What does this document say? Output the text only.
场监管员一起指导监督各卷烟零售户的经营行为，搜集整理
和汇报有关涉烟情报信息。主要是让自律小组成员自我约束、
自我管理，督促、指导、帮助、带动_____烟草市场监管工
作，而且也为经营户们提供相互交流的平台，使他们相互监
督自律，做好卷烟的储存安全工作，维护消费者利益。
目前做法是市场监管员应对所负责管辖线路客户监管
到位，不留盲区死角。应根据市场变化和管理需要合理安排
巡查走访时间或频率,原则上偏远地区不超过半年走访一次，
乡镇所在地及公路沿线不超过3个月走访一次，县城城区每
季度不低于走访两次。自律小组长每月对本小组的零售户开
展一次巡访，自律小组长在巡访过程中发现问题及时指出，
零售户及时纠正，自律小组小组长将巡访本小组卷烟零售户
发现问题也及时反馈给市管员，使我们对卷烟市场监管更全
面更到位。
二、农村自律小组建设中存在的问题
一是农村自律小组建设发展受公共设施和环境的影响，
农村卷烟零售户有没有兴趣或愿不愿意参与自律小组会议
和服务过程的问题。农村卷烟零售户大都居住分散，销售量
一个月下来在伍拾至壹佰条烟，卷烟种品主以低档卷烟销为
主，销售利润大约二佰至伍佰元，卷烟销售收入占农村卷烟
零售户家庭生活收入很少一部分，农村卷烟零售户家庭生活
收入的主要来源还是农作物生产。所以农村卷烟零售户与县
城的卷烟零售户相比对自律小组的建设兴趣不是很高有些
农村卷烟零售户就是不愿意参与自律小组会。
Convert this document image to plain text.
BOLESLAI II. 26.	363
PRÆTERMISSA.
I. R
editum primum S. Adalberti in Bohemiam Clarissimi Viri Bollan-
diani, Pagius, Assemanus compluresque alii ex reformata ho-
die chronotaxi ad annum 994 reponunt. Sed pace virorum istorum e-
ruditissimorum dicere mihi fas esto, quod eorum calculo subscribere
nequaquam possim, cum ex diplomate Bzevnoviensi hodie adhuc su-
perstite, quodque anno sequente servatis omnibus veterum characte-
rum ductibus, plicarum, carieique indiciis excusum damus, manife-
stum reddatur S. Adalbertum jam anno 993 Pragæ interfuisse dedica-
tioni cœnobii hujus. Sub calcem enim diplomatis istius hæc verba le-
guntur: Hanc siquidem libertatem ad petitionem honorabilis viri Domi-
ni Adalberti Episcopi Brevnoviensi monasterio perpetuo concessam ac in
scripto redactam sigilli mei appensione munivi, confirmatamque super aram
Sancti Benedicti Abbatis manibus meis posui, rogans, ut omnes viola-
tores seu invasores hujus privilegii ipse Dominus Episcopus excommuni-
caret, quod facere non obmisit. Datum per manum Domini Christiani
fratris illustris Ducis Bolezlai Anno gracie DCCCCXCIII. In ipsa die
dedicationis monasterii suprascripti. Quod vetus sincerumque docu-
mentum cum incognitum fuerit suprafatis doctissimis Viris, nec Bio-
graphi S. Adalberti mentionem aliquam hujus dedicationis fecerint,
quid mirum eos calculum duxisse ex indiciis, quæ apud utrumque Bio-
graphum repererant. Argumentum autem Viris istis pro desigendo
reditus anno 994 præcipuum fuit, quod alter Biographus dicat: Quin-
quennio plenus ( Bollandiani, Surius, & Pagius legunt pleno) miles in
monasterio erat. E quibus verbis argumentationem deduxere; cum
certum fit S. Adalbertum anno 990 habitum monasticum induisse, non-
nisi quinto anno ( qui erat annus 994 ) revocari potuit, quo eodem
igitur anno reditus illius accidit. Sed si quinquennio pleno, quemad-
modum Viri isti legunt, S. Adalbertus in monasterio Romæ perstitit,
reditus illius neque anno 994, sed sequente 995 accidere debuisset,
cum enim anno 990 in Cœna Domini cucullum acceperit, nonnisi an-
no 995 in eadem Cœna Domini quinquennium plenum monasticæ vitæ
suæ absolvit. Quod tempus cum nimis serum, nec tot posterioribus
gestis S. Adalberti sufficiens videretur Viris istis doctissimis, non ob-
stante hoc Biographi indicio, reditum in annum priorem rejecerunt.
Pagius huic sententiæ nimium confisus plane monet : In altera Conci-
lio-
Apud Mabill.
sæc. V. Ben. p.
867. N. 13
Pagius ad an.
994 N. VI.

==*==

Each line in the listing above either holds the string "reditus" or does not; state how many do, giving the number only.

**Final result:** 3